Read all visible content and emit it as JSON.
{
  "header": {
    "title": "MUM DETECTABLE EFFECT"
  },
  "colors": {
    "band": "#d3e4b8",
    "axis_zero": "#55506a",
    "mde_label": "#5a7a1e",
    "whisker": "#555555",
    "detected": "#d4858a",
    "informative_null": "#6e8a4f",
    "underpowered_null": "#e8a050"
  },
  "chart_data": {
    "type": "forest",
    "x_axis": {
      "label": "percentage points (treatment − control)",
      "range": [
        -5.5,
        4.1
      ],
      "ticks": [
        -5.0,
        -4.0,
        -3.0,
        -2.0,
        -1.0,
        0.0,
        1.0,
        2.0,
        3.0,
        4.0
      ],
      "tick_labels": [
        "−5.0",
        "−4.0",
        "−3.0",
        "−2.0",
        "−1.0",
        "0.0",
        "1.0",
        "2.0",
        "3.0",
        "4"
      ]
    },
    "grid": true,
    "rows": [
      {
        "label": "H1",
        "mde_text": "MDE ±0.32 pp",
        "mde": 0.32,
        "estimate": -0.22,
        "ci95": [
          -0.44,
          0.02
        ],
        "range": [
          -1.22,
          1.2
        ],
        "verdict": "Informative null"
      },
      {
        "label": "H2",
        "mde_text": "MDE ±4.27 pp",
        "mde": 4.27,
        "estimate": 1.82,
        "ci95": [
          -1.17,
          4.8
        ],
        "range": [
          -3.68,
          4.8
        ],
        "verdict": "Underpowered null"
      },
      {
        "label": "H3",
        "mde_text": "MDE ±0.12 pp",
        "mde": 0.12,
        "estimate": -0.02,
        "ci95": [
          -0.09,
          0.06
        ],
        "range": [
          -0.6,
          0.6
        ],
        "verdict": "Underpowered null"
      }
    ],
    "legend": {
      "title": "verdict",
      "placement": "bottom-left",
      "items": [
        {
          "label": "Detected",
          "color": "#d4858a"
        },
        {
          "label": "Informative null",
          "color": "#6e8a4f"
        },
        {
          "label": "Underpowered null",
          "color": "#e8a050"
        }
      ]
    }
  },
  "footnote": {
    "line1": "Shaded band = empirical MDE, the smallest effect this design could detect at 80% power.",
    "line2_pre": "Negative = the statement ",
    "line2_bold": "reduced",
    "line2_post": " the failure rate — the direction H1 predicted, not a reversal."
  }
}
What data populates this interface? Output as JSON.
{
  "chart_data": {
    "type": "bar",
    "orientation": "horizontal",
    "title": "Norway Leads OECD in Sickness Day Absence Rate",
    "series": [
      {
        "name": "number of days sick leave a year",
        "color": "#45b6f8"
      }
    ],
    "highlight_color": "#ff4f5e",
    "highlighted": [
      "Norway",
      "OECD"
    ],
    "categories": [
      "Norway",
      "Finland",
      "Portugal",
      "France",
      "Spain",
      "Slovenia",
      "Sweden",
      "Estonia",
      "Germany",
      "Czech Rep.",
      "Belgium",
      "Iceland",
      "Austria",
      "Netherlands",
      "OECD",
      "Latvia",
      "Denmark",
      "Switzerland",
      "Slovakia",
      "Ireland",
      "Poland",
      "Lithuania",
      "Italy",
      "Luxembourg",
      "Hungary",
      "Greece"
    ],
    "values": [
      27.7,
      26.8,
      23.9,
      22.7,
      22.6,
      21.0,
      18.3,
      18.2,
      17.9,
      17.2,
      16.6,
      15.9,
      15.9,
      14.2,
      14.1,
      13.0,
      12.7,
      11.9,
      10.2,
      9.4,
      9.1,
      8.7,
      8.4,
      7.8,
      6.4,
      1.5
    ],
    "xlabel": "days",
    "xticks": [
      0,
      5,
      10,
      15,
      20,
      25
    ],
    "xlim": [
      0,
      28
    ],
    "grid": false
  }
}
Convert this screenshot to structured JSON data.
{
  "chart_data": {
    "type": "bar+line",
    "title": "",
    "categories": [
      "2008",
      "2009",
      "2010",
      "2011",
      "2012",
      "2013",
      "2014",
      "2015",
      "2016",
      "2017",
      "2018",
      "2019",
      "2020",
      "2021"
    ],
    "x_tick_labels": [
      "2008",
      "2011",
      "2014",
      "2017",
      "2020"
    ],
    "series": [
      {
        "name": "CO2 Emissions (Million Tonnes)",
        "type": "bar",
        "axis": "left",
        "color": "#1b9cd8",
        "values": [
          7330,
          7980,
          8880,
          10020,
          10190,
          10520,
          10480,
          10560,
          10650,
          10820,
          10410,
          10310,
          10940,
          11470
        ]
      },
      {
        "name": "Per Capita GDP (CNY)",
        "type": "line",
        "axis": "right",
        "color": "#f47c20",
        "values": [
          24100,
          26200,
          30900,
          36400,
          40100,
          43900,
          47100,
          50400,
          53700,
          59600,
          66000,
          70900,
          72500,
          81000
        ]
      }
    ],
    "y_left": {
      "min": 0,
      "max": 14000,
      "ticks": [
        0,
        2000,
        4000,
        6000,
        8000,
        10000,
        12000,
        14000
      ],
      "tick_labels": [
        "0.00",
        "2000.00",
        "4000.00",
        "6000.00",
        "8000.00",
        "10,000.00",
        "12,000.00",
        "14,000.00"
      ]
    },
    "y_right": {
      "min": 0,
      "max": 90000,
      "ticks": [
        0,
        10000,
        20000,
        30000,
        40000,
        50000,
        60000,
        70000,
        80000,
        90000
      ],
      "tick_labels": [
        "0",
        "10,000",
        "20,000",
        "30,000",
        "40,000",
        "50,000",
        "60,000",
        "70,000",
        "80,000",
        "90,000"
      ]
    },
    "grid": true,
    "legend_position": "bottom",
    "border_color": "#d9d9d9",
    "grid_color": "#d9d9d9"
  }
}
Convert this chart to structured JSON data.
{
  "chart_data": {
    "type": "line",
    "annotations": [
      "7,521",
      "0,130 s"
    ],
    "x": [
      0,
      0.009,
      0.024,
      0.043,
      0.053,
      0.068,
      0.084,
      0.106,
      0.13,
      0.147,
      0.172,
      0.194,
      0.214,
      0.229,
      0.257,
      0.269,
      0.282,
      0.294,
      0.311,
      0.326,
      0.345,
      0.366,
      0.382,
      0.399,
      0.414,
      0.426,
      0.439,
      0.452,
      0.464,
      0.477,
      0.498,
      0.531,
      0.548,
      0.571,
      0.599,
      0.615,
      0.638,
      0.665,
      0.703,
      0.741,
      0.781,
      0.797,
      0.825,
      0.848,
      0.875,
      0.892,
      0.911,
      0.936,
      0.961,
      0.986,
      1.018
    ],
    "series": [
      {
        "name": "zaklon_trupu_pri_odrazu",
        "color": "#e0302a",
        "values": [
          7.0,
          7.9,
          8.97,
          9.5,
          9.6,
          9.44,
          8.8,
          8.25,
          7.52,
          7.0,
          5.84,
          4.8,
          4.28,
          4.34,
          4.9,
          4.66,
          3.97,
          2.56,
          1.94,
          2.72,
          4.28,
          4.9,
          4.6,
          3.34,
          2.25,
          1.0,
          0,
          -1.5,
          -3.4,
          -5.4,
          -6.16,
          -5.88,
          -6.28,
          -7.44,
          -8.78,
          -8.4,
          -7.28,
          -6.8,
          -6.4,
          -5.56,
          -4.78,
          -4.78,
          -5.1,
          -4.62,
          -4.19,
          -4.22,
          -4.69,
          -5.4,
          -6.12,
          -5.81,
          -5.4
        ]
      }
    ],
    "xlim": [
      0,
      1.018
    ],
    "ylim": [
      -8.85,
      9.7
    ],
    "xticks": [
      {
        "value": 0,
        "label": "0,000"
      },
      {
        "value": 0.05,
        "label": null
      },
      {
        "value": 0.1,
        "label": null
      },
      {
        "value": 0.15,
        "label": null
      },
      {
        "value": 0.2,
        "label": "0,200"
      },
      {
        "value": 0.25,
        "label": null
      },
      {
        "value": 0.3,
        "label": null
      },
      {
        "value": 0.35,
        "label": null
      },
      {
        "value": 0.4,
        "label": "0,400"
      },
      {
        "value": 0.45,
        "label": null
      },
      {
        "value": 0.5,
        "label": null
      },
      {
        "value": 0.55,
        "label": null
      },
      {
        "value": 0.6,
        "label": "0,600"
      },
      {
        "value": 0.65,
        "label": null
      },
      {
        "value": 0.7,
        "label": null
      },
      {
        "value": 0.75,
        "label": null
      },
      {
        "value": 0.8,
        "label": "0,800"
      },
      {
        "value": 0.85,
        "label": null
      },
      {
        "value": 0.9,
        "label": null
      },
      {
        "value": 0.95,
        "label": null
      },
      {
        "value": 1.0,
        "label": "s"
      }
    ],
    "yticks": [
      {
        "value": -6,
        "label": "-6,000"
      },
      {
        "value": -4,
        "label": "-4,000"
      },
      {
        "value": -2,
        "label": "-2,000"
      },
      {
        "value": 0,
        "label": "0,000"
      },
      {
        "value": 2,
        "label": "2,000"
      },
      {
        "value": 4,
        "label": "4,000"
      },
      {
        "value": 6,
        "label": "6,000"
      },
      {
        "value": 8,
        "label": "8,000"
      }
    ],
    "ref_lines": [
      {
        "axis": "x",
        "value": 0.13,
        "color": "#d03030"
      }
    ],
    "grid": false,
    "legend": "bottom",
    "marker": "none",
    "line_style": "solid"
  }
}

TASK OBJECTIVE - Among the records above, how many lines carry the string "OECD"? Reply with the number alone.

WRITTEN REPLY - 3